[START OF Input material]
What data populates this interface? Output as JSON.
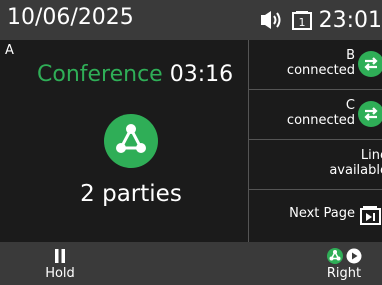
{
  "status_bar": {
    "date": "10/06/2025",
    "time": "23:01",
    "icons": [
      "speaker-icon",
      "line-indicator-icon"
    ]
  },
  "call": {
    "line_letter": "A",
    "title": "Conference",
    "timer": "03:16",
    "icon": "conference-icon",
    "parties": "2 parties"
  },
  "line_keys": [
    {
      "label": "B",
      "status": "connected",
      "icon": "transfer-arrows-icon"
    },
    {
      "label": "C",
      "status": "connected",
      "icon": "transfer-arrows-icon"
    },
    {
      "label": "Line",
      "status": "available"
    },
    {
      "label": "Next Page",
      "icon": "next-page-icon"
    }
  ],
  "softkeys": {
    "hold": "Hold",
    "right": "Right"
  },
  "colors": {
    "accent_green": "#2fae57",
    "bar_gray": "#3a3a3a",
    "background": "#1b1b1b"
  }
}
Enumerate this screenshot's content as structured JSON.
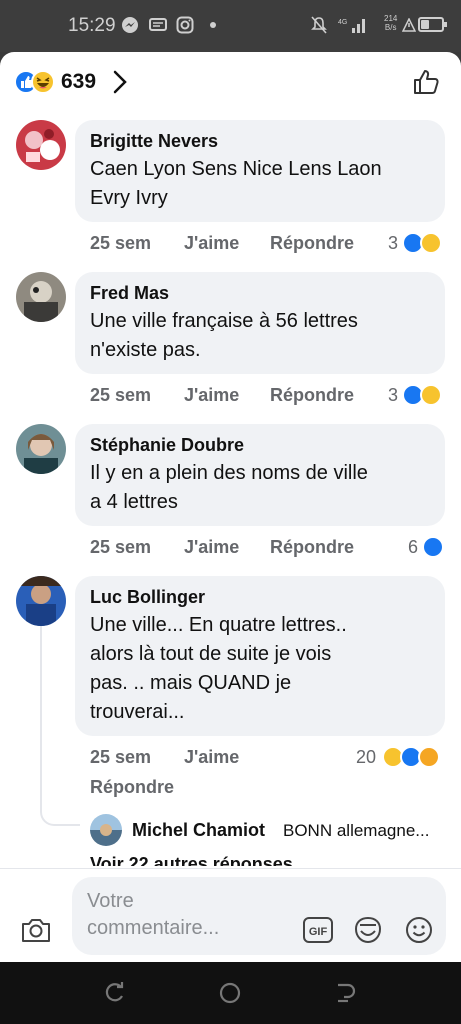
{
  "status_bar": {
    "time": "15:29",
    "network_top": "4G",
    "network_speed": "214",
    "network_unit": "B/s"
  },
  "header": {
    "reaction_count": "639",
    "reaction_icons": [
      "like-icon",
      "haha-icon"
    ]
  },
  "comments": [
    {
      "author": "Brigitte Nevers",
      "text_lines": [
        "Caen Lyon Sens Nice Lens Laon",
        "Evry Ivry"
      ],
      "time": "25 sem",
      "like_label": "J'aime",
      "reply_label": "Répondre",
      "reaction_count": "3",
      "reaction_icons": [
        "like-icon",
        "haha-icon"
      ]
    },
    {
      "author": "Fred Mas",
      "text_lines": [
        "Une ville française à 56 lettres",
        "n'existe pas."
      ],
      "time": "25 sem",
      "like_label": "J'aime",
      "reply_label": "Répondre",
      "reaction_count": "3",
      "reaction_icons": [
        "like-icon",
        "haha-icon"
      ]
    },
    {
      "author": "Stéphanie Doubre",
      "text_lines": [
        "Il y en a plein des noms de ville",
        "a 4 lettres"
      ],
      "time": "25 sem",
      "like_label": "J'aime",
      "reply_label": "Répondre",
      "reaction_count": "6",
      "reaction_icons": [
        "like-icon"
      ]
    },
    {
      "author": "Luc Bollinger",
      "text_lines": [
        "Une ville... En quatre lettres..",
        "alors là tout de suite je vois",
        "pas. .. mais QUAND je",
        "trouverai..."
      ],
      "time": "25 sem",
      "like_label": "J'aime",
      "reply_label": "Répondre",
      "reaction_count": "20",
      "reaction_icons": [
        "haha-icon",
        "like-icon",
        "love-icon"
      ]
    }
  ],
  "reply_preview": {
    "author": "Michel Chamiot",
    "text": "BONN  allemagne..."
  },
  "more_replies": "Voir 22 autres réponses",
  "composer": {
    "placeholder_line1": "Votre",
    "placeholder_line2": "commentaire..."
  },
  "colors": {
    "like_blue": "#1877f2",
    "haha_yellow": "#f7c32e",
    "bubble_bg": "#f0f2f5",
    "meta_gray": "#65676b"
  }
}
[END OF Input material]
Brief:
What is needed is an exact reproduction of the data, pictures excluded.

The result:
What data populates this interface? Output as JSON.
{
  "status_bar": {
    "date": "10/06/2025",
    "time": "23:01",
    "icons": [
      "speaker-icon",
      "line-indicator-icon"
    ]
  },
  "call": {
    "line_letter": "A",
    "title": "Conference",
    "timer": "03:16",
    "icon": "conference-icon",
    "parties": "2 parties"
  },
  "line_keys": [
    {
      "label": "B",
      "status": "connected",
      "icon": "transfer-arrows-icon"
    },
    {
      "label": "C",
      "status": "connected",
      "icon": "transfer-arrows-icon"
    },
    {
      "label": "Line",
      "status": "available"
    },
    {
      "label": "Next Page",
      "icon": "next-page-icon"
    }
  ],
  "softkeys": {
    "hold": "Hold",
    "right": "Right"
  },
  "colors": {
    "accent_green": "#2fae57",
    "bar_gray": "#3a3a3a",
    "background": "#1b1b1b"
  }
}
Enumerate this screenshot's content as structured JSON.
{
  "status_bar": {
    "time": "15:29",
    "network_top": "4G",
    "network_speed": "214",
    "network_unit": "B/s"
  },
  "header": {
    "reaction_count": "639",
    "reaction_icons": [
      "like-icon",
      "haha-icon"
    ]
  },
  "comments": [
    {
      "author": "Brigitte Nevers",
      "text_lines": [
        "Caen Lyon Sens Nice Lens Laon",
        "Evry Ivry"
      ],
      "time": "25 sem",
      "like_label": "J'aime",
      "reply_label": "Répondre",
      "reaction_count": "3",
      "reaction_icons": [
        "like-icon",
        "haha-icon"
      ]
    },
    {
      "author": "Fred Mas",
      "text_lines": [
        "Une ville française à 56 lettres",
        "n'existe pas."
      ],
      "time": "25 sem",
      "like_label": "J'aime",
      "reply_label": "Répondre",
      "reaction_count": "3",
      "reaction_icons": [
        "like-icon",
        "haha-icon"
      ]
    },
    {
      "author": "Stéphanie Doubre",
      "text_lines": [
        "Il y en a plein des noms de ville",
        "a 4 lettres"
      ],
      "time": "25 sem",
      "like_label": "J'aime",
      "reply_label": "Répondre",
      "reaction_count": "6",
      "reaction_icons": [
        "like-icon"
      ]
    },
    {
      "author": "Luc Bollinger",
      "text_lines": [
        "Une ville... En quatre lettres..",
        "alors là tout de suite je vois",
        "pas. .. mais QUAND je",
        "trouverai..."
      ],
      "time": "25 sem",
      "like_label": "J'aime",
      "reply_label": "Répondre",
      "reaction_count": "20",
      "reaction_icons": [
        "haha-icon",
        "like-icon",
        "love-icon"
      ]
    }
  ],
  "reply_preview": {
    "author": "Michel Chamiot",
    "text": "BONN  allemagne..."
  },
  "more_replies": "Voir 22 autres réponses",
  "composer": {
    "placeholder_line1": "Votre",
    "placeholder_line2": "commentaire..."
  },
  "colors": {
    "like_blue": "#1877f2",
    "haha_yellow": "#f7c32e",
    "bubble_bg": "#f0f2f5",
    "meta_gray": "#65676b"
  }
}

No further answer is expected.